_What you are asked to do_
In the data, extract each line that holds the string "NOAA".
— Start of Records for processing —
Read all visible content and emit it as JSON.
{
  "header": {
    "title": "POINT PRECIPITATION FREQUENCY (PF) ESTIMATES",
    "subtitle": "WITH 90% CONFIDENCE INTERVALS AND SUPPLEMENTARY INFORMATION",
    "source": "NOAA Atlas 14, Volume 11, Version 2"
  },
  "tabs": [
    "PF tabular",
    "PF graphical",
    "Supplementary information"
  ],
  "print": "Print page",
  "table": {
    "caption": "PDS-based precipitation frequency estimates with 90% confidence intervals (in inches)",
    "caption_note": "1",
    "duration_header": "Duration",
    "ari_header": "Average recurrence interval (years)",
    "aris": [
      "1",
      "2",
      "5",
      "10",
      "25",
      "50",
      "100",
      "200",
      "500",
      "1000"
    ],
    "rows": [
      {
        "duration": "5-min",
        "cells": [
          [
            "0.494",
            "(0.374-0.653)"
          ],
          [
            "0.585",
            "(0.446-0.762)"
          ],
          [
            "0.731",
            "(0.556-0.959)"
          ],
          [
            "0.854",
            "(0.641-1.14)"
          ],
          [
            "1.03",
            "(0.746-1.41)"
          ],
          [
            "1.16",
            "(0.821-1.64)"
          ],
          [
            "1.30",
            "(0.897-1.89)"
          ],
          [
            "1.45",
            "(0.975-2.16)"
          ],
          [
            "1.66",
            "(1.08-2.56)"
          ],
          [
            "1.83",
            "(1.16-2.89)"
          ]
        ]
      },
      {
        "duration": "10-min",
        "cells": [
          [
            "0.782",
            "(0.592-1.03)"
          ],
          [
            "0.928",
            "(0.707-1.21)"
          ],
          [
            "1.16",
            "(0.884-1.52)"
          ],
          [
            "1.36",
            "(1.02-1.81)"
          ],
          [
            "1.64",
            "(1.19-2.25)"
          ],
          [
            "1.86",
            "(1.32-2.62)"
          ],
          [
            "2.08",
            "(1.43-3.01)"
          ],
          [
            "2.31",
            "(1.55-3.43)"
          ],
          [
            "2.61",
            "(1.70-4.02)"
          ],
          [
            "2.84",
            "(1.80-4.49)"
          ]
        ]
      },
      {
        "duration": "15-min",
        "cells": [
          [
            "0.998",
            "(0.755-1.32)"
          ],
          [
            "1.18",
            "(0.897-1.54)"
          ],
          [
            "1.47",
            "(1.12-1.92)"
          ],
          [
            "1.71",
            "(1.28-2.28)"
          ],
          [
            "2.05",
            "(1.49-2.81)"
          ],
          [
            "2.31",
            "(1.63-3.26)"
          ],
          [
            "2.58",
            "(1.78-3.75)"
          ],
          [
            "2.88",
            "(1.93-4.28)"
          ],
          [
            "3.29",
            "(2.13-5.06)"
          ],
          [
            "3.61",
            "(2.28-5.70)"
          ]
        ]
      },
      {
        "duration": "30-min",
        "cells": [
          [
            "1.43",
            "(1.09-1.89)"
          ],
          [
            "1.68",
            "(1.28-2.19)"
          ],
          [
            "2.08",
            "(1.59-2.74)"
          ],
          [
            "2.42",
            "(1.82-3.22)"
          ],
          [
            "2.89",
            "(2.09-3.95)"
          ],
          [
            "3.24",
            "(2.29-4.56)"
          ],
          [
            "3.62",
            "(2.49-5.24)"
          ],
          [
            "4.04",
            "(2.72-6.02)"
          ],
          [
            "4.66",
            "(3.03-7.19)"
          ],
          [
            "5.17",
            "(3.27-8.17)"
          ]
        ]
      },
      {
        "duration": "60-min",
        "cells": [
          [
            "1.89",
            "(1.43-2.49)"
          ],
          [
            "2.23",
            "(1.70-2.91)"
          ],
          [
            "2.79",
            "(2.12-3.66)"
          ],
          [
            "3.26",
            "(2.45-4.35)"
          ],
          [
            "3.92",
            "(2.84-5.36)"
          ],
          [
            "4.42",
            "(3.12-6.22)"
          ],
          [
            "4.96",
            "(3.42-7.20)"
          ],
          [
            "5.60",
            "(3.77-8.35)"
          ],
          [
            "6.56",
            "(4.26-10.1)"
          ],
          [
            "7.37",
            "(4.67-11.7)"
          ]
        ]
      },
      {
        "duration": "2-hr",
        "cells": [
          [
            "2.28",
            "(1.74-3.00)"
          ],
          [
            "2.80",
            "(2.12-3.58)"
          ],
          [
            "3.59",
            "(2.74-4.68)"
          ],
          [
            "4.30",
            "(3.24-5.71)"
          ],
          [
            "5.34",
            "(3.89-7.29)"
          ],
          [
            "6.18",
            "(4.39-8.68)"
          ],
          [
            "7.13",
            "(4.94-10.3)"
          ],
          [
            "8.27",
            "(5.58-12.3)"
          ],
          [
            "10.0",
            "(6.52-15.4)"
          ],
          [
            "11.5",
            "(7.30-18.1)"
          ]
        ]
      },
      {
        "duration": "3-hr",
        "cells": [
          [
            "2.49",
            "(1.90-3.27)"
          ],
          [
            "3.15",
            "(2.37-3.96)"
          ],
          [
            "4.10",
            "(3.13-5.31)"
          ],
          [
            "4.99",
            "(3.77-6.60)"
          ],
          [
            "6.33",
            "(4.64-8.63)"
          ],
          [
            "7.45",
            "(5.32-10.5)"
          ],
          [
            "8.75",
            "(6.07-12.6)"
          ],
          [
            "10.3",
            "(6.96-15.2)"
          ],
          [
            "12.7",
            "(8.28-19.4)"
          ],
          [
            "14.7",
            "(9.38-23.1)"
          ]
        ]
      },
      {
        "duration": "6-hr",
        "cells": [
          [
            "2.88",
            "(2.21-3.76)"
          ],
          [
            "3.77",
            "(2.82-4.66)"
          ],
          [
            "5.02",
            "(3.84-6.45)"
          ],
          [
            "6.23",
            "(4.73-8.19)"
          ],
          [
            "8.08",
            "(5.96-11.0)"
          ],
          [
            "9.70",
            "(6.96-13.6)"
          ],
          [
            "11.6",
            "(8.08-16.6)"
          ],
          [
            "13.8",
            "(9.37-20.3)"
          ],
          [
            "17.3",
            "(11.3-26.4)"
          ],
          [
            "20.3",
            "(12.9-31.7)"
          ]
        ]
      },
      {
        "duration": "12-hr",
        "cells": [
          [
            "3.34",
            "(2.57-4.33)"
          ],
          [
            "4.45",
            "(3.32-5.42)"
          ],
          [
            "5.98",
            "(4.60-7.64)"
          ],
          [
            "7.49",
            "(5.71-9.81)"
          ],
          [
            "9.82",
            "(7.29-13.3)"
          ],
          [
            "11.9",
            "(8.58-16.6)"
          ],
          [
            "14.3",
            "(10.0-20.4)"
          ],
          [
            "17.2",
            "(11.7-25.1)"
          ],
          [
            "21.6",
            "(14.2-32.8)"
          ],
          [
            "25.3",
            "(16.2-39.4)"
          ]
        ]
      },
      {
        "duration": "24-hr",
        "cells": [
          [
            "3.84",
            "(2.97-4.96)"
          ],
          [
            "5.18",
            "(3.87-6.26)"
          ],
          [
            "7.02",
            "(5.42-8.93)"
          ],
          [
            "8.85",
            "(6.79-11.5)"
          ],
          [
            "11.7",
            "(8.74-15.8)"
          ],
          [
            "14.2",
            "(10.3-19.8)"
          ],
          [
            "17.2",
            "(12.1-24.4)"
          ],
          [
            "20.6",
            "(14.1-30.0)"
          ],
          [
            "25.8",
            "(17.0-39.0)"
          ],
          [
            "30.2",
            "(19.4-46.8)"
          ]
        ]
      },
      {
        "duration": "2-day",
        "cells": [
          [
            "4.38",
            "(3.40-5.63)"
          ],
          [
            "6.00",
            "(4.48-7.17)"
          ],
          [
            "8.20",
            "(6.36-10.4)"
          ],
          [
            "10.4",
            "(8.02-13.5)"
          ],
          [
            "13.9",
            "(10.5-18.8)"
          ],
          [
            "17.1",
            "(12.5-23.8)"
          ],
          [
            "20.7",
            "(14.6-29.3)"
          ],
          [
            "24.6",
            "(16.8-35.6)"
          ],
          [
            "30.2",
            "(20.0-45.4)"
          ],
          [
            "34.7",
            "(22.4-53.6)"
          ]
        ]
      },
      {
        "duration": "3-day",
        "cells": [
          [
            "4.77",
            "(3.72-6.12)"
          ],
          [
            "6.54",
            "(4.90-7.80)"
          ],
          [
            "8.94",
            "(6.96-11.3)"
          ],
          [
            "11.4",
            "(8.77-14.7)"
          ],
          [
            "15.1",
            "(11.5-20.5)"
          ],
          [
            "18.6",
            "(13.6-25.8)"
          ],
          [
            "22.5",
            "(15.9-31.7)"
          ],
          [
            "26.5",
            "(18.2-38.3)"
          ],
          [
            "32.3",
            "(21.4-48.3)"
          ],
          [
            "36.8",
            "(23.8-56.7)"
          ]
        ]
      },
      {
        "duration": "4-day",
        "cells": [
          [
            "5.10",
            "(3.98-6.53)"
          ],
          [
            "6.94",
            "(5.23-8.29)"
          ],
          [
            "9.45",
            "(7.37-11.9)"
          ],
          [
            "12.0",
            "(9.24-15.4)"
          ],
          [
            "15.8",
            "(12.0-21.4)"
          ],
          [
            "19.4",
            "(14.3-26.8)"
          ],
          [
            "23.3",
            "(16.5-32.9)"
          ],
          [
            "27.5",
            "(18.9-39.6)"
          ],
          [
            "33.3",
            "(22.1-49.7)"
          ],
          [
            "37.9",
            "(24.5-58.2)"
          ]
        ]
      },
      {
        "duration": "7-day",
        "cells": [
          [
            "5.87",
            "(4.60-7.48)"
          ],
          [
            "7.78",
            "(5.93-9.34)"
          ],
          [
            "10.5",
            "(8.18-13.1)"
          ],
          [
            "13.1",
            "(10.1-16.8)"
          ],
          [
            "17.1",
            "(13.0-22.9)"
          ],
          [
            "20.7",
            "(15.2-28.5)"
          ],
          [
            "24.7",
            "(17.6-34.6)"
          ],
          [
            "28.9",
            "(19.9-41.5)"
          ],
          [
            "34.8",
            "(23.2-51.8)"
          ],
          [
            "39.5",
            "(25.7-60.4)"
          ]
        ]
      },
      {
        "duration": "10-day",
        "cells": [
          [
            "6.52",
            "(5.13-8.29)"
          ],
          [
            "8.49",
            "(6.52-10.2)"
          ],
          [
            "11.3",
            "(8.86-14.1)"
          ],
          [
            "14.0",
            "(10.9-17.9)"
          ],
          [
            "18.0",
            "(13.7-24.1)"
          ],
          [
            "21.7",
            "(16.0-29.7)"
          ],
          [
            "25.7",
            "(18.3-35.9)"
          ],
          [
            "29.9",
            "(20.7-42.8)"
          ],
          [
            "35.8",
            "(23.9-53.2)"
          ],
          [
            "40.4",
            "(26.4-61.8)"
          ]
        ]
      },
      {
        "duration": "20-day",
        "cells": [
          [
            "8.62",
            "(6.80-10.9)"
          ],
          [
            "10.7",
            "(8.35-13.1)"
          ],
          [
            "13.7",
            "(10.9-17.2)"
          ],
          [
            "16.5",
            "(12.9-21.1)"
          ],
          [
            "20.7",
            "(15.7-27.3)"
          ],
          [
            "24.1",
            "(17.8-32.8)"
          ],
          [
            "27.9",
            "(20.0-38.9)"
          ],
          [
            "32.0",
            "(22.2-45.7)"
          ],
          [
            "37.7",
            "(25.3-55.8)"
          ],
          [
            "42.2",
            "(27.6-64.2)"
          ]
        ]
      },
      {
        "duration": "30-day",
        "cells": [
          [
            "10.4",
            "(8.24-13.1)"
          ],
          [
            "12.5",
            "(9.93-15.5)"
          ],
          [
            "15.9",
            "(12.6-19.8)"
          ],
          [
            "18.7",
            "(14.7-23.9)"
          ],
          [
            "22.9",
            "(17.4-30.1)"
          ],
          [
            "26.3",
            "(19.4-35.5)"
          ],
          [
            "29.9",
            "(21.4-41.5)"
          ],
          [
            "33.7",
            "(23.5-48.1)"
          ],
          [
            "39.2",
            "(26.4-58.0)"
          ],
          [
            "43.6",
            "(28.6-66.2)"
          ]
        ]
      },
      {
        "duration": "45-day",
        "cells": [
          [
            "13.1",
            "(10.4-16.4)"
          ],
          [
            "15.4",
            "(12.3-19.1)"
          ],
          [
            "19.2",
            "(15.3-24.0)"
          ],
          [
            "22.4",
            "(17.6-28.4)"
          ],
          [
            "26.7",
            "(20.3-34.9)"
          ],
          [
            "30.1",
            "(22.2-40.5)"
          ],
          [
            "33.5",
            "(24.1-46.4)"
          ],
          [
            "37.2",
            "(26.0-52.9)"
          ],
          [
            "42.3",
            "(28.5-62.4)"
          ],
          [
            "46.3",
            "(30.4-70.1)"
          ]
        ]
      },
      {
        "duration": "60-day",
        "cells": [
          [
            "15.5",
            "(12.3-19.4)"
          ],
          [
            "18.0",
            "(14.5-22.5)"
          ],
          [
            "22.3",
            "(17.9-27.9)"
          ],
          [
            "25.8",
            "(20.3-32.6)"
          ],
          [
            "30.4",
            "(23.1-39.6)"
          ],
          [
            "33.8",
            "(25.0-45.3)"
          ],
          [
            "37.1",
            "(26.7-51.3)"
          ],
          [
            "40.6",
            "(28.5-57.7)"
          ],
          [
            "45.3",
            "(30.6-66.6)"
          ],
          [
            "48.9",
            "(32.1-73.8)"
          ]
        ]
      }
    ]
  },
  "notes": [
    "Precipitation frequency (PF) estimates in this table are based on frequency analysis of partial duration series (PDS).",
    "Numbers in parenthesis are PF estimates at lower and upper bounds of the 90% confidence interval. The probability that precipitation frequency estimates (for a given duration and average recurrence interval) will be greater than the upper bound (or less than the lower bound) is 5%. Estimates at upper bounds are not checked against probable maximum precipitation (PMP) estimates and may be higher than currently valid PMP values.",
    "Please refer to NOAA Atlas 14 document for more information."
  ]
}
— End of Records for processing —
_Solution to this exercise_
    "source": "NOAA Atlas 14, Volume 11, Version 2"
    "Please refer to NOAA Atlas 14 document for more information."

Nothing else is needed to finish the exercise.